= AIM OF THE TASK =
Each entry in the listing below should be restated word for word.

-- begin --

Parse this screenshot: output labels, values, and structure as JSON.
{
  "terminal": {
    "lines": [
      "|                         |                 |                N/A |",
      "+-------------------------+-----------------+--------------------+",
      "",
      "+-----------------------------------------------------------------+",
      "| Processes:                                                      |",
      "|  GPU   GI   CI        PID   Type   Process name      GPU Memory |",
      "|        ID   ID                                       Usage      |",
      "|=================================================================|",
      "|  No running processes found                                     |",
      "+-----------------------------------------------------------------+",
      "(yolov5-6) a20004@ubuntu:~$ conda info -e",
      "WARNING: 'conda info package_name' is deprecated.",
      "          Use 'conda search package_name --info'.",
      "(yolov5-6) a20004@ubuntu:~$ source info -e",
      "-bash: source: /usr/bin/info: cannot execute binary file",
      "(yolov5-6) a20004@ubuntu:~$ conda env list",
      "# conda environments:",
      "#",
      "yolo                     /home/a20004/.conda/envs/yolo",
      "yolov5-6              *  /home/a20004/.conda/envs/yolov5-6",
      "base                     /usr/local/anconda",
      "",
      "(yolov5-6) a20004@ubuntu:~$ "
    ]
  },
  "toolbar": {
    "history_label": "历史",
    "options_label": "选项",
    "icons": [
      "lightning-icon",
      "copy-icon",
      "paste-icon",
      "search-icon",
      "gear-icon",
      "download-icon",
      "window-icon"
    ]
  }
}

-- end --

= THE COMPLETED TASK =
Parse this screenshot: output labels, values, and structure as JSON.
{
  "terminal": {
    "lines": [
      "|                         |                 |                N/A |",
      "+-------------------------+-----------------+--------------------+",
      "",
      "+-----------------------------------------------------------------+",
      "| Processes:                                                      |",
      "|  GPU   GI   CI        PID   Type   Process name      GPU Memory |",
      "|        ID   ID                                       Usage      |",
      "|=================================================================|",
      "|  No running processes found                                     |",
      "+-----------------------------------------------------------------+",
      "(yolov5-6) a20004@ubuntu:~$ conda info -e",
      "WARNING: 'conda info package_name' is deprecated.",
      "          Use 'conda search package_name --info'.",
      "(yolov5-6) a20004@ubuntu:~$ source info -e",
      "-bash: source: /usr/bin/info: cannot execute binary file",
      "(yolov5-6) a20004@ubuntu:~$ conda env list",
      "# conda environments:",
      "#",
      "yolo                     /home/a20004/.conda/envs/yolo",
      "yolov5-6              *  /home/a20004/.conda/envs/yolov5-6",
      "base                     /usr/local/anconda",
      "",
      "(yolov5-6) a20004@ubuntu:~$ "
    ]
  },
  "toolbar": {
    "history_label": "历史",
    "options_label": "选项",
    "icons": [
      "lightning-icon",
      "copy-icon",
      "paste-icon",
      "search-icon",
      "gear-icon",
      "download-icon",
      "window-icon"
    ]
  }
}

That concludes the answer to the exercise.